Collected data entries
— START —
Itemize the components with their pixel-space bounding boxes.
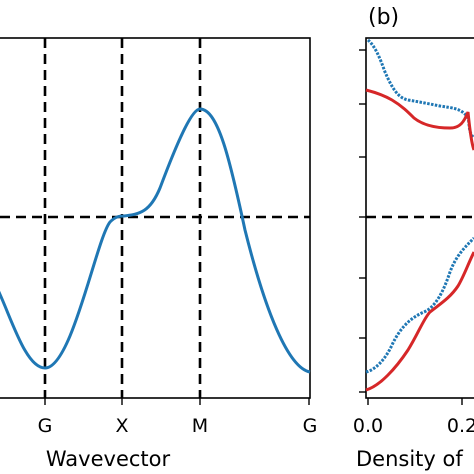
dos-red-conduction-lower <box>365 251 474 392</box>
xtick-label-b-0: 0.0 <box>353 415 383 437</box>
y-ticks-b <box>359 49 366 393</box>
x-axis-label-b: Density of <box>356 447 463 471</box>
panel-a: G X M G Wavevector <box>0 37 318 471</box>
dos-red-valence-upper <box>365 88 474 151</box>
xtick-label-g2: G <box>303 415 318 437</box>
band-curve <box>0 107 311 374</box>
xtick-label-b-1: 0.2 <box>447 415 474 437</box>
panel-b: (b) 0.0 0.2 Density of <box>353 5 474 471</box>
dos-blue-conduction-lower <box>365 236 474 374</box>
x-axis-label-a: Wavevector <box>46 447 171 471</box>
xtick-label-g: G <box>38 415 53 437</box>
xtick-label-m: M <box>192 415 208 437</box>
panel-label-b: (b) <box>368 5 399 30</box>
dos-blue-valence-upper <box>366 38 474 140</box>
xtick-label-x: X <box>115 415 128 437</box>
— END —
Reproduce every line of the records above word for word, leaving out the pictures.

Itemize the components with their pixel-space bounding boxes.
dos-red-conduction-lower <box>365 251 474 392</box>
xtick-label-b-0: 0.0 <box>353 415 383 437</box>
y-ticks-b <box>359 49 366 393</box>
x-axis-label-b: Density of <box>356 447 463 471</box>
panel-a: G X M G Wavevector <box>0 37 318 471</box>
dos-red-valence-upper <box>365 88 474 151</box>
xtick-label-g2: G <box>303 415 318 437</box>
band-curve <box>0 107 311 374</box>
xtick-label-b-1: 0.2 <box>447 415 474 437</box>
panel-b: (b) 0.0 0.2 Density of <box>353 5 474 471</box>
dos-blue-conduction-lower <box>365 236 474 374</box>
x-axis-label-a: Wavevector <box>46 447 171 471</box>
xtick-label-g: G <box>38 415 53 437</box>
xtick-label-m: M <box>192 415 208 437</box>
panel-label-b: (b) <box>368 5 399 30</box>
dos-blue-valence-upper <box>366 38 474 140</box>
xtick-label-x: X <box>115 415 128 437</box>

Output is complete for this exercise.